§ Exercise task: Collect each line holding the string "Diver".

[Items listed in a dataset]
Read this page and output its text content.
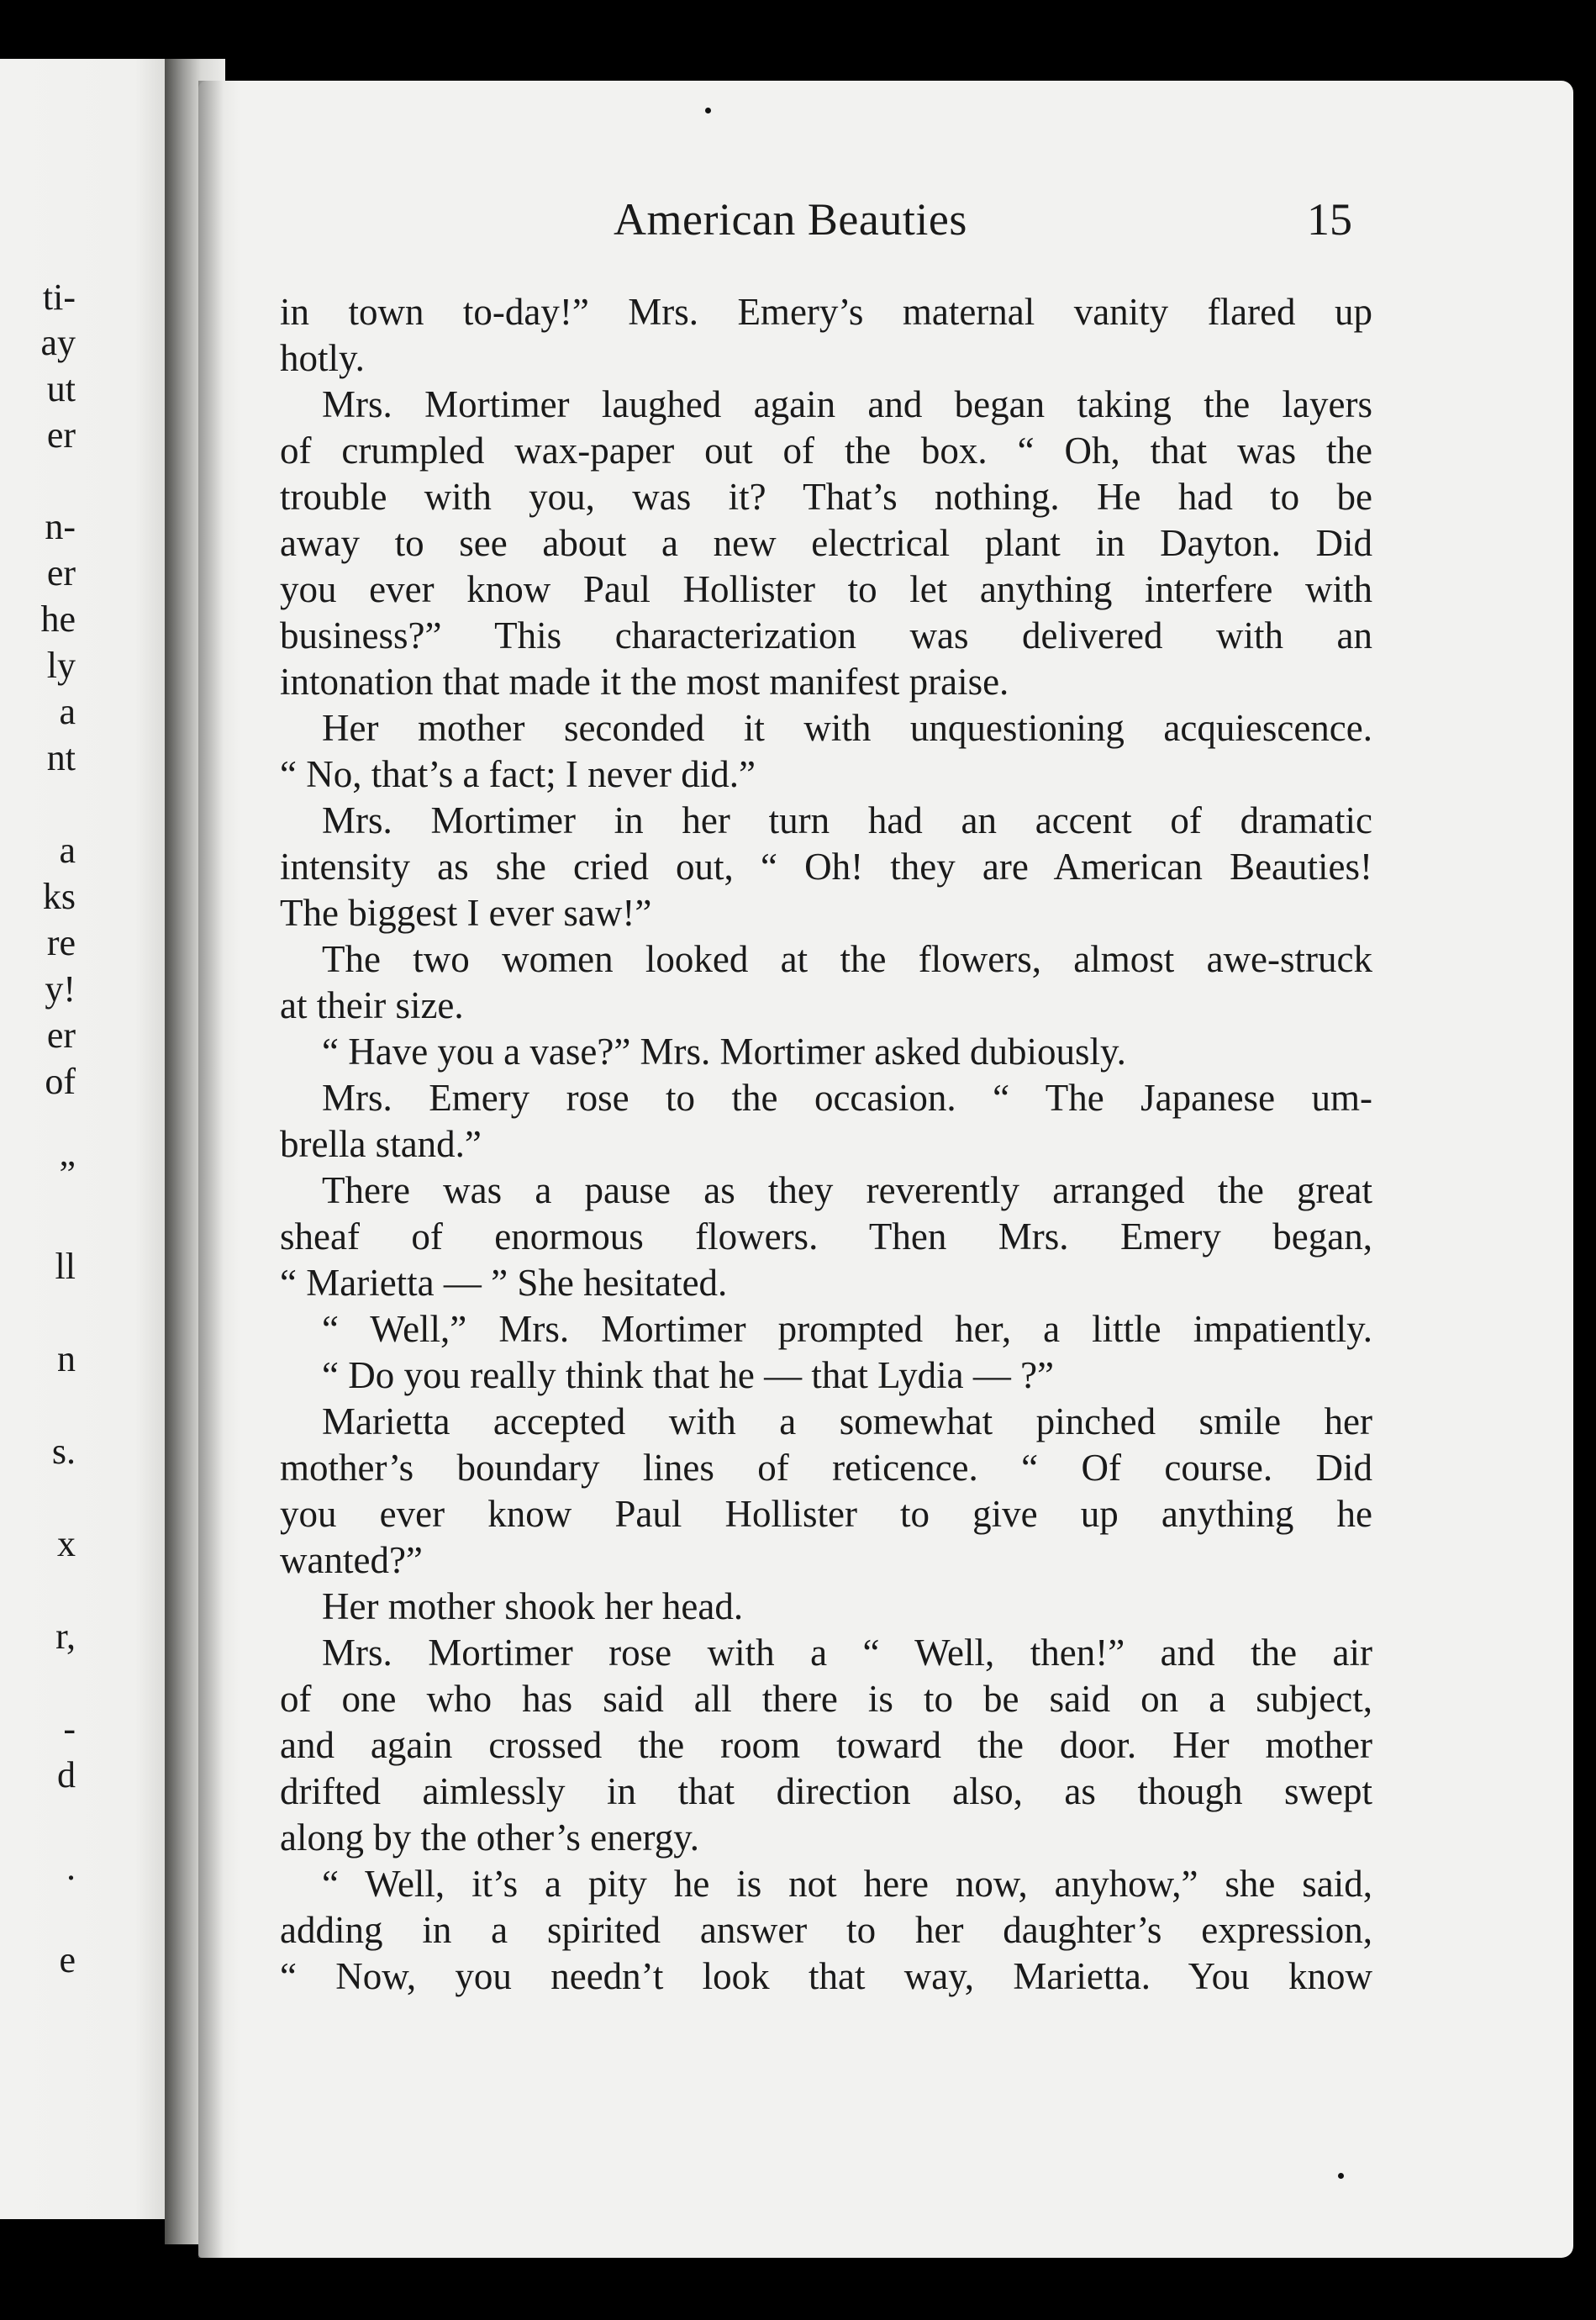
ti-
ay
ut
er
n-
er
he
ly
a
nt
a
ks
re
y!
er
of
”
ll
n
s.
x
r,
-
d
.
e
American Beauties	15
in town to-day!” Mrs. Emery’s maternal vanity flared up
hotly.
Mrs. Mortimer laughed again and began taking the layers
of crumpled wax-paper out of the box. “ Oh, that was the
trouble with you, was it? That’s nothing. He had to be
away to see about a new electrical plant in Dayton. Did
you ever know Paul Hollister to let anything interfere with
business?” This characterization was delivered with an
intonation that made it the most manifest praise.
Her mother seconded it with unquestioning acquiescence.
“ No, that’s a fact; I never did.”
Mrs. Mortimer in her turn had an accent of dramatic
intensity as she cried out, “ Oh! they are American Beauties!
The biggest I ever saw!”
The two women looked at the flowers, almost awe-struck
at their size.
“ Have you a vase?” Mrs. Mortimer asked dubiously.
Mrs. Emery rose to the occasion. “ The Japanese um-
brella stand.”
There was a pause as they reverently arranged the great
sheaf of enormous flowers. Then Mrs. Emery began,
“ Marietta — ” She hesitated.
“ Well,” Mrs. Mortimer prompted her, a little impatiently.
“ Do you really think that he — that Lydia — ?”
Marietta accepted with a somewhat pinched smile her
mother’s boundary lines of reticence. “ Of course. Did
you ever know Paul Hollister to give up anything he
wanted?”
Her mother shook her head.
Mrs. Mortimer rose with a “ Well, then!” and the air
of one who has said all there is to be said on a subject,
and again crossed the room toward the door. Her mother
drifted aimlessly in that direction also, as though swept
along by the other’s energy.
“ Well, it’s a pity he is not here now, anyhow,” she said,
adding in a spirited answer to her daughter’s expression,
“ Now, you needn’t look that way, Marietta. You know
--
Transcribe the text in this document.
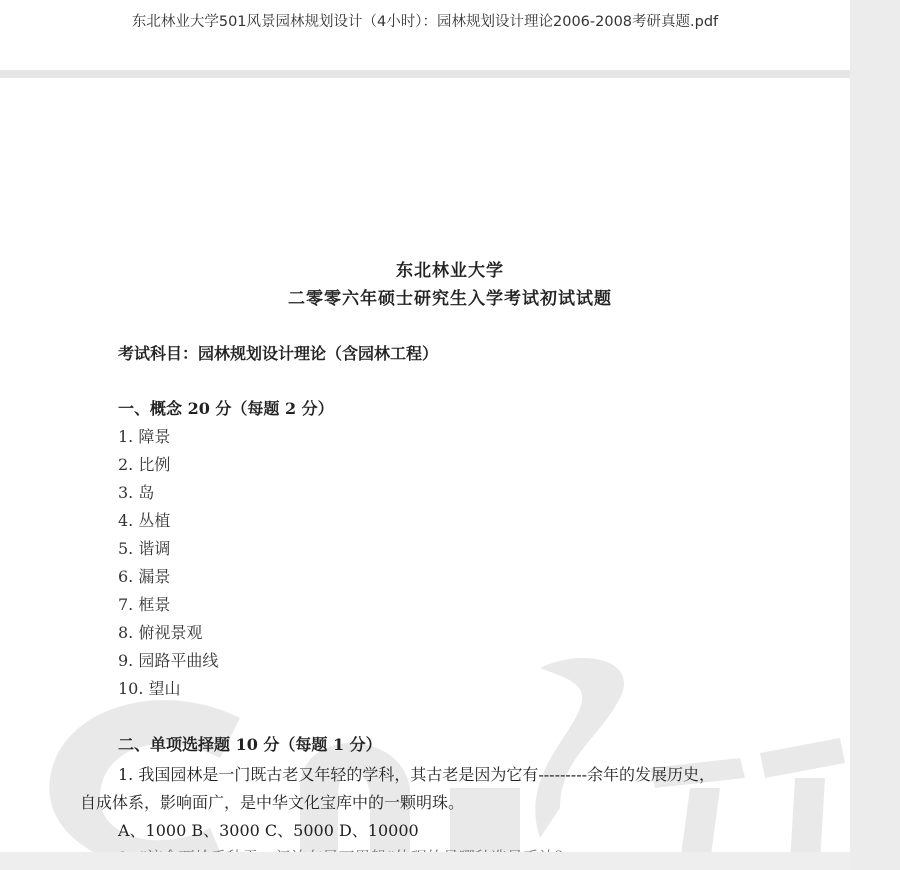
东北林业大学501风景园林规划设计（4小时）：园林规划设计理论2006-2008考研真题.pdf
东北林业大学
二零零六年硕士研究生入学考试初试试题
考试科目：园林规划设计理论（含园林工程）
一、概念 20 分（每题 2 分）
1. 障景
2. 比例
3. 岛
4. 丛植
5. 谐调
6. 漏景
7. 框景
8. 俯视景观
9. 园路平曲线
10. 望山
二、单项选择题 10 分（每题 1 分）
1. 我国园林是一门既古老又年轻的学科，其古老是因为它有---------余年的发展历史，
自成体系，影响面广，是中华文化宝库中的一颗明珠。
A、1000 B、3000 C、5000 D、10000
* * *
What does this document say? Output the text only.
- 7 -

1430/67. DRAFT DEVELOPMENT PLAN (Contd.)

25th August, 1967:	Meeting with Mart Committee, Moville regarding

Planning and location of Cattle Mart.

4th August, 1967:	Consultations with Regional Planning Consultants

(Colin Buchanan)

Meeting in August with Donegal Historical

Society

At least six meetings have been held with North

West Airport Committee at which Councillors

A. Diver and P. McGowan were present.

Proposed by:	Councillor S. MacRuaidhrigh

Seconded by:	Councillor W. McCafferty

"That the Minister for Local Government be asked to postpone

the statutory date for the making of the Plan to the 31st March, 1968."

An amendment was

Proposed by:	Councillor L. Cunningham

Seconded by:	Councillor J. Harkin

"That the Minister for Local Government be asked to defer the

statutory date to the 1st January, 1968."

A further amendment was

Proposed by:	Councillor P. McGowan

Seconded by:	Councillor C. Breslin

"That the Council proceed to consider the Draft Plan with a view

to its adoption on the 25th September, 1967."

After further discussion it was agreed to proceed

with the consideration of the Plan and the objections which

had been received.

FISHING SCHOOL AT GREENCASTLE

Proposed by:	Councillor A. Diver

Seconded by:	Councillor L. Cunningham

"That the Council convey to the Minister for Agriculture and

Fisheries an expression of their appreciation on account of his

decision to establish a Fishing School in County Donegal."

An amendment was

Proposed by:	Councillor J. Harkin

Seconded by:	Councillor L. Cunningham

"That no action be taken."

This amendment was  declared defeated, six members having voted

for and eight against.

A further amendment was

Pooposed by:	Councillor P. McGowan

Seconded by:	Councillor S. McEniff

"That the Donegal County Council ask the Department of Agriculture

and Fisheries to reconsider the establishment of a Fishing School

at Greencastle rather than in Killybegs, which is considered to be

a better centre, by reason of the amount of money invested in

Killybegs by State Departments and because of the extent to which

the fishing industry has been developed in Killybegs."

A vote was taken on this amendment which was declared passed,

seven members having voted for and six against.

§ Response to the task:
A. Diver and P. McGowan were present.
Proposed by:	Councillor A. Diver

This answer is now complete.